Data for processing:
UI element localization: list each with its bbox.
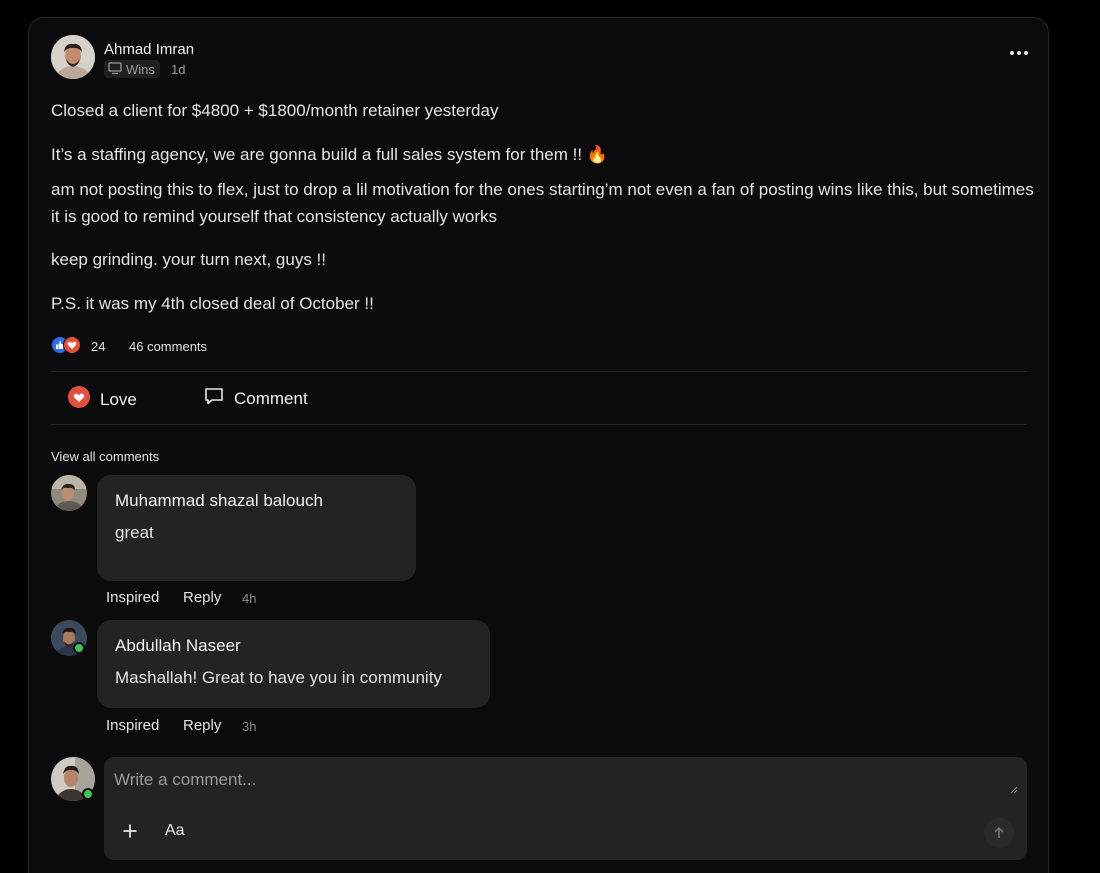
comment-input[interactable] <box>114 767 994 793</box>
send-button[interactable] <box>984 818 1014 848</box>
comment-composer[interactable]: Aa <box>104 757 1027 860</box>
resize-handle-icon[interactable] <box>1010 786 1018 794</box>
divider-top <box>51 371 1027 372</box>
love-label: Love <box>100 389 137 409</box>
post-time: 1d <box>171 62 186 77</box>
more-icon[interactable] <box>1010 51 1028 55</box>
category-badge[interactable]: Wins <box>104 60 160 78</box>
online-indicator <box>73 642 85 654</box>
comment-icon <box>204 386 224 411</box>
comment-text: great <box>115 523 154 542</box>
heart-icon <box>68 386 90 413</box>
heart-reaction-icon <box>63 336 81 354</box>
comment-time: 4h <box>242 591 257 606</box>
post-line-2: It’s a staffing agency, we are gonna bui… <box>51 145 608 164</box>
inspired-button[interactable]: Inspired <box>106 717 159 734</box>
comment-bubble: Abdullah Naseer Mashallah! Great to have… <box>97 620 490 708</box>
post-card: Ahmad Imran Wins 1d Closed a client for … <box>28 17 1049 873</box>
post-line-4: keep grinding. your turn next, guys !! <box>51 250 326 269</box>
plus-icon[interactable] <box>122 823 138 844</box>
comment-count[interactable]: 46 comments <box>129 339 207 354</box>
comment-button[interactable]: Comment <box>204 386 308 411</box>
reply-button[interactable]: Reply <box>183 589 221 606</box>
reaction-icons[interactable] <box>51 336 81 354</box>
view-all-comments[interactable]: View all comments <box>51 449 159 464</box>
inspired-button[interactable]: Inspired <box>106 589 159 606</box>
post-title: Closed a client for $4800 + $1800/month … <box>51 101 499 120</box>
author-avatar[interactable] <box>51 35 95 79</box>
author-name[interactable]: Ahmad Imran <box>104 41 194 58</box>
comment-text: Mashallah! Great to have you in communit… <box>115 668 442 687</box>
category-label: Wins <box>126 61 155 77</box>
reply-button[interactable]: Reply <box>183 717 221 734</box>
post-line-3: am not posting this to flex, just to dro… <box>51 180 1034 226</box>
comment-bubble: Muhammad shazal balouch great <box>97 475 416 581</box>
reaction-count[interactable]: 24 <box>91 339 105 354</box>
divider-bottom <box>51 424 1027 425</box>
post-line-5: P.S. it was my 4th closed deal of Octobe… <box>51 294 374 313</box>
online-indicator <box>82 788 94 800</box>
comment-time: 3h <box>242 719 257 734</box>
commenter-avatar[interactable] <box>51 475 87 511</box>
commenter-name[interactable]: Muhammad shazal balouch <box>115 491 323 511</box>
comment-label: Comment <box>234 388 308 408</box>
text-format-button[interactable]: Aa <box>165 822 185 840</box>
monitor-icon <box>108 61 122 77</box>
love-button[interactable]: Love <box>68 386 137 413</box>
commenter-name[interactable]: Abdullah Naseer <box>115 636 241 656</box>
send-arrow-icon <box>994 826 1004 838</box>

Set task:
Can you copy the records above word for word, leaving out the picture?

Correct result:
UI element localization: list each with its bbox.
comment-input[interactable] <box>114 767 994 793</box>
send-button[interactable] <box>984 818 1014 848</box>
comment-composer[interactable]: Aa <box>104 757 1027 860</box>
resize-handle-icon[interactable] <box>1010 786 1018 794</box>
divider-top <box>51 371 1027 372</box>
love-label: Love <box>100 389 137 409</box>
post-time: 1d <box>171 62 186 77</box>
more-icon[interactable] <box>1010 51 1028 55</box>
category-badge[interactable]: Wins <box>104 60 160 78</box>
online-indicator <box>73 642 85 654</box>
comment-icon <box>204 386 224 411</box>
comment-text: great <box>115 523 154 542</box>
heart-icon <box>68 386 90 413</box>
heart-reaction-icon <box>63 336 81 354</box>
comment-time: 4h <box>242 591 257 606</box>
post-line-2: It’s a staffing agency, we are gonna bui… <box>51 145 608 164</box>
inspired-button[interactable]: Inspired <box>106 717 159 734</box>
comment-bubble: Abdullah Naseer Mashallah! Great to have… <box>97 620 490 708</box>
post-card: Ahmad Imran Wins 1d Closed a client for … <box>28 17 1049 873</box>
post-line-4: keep grinding. your turn next, guys !! <box>51 250 326 269</box>
plus-icon[interactable] <box>122 823 138 844</box>
comment-count[interactable]: 46 comments <box>129 339 207 354</box>
comment-button[interactable]: Comment <box>204 386 308 411</box>
reply-button[interactable]: Reply <box>183 589 221 606</box>
reaction-icons[interactable] <box>51 336 81 354</box>
view-all-comments[interactable]: View all comments <box>51 449 159 464</box>
inspired-button[interactable]: Inspired <box>106 589 159 606</box>
post-title: Closed a client for $4800 + $1800/month … <box>51 101 499 120</box>
author-avatar[interactable] <box>51 35 95 79</box>
author-name[interactable]: Ahmad Imran <box>104 41 194 58</box>
comment-text: Mashallah! Great to have you in communit… <box>115 668 442 687</box>
category-label: Wins <box>126 61 155 77</box>
reply-button[interactable]: Reply <box>183 717 221 734</box>
post-line-3: am not posting this to flex, just to dro… <box>51 180 1034 226</box>
comment-bubble: Muhammad shazal balouch great <box>97 475 416 581</box>
reaction-count[interactable]: 24 <box>91 339 105 354</box>
divider-bottom <box>51 424 1027 425</box>
post-line-5: P.S. it was my 4th closed deal of Octobe… <box>51 294 374 313</box>
online-indicator <box>82 788 94 800</box>
comment-time: 3h <box>242 719 257 734</box>
commenter-avatar[interactable] <box>51 475 87 511</box>
commenter-name[interactable]: Muhammad shazal balouch <box>115 491 323 511</box>
comment-label: Comment <box>234 388 308 408</box>
text-format-button[interactable]: Aa <box>165 822 185 840</box>
monitor-icon <box>108 61 122 77</box>
love-button[interactable]: Love <box>68 386 137 413</box>
commenter-name[interactable]: Abdullah Naseer <box>115 636 241 656</box>
send-arrow-icon <box>994 826 1004 838</box>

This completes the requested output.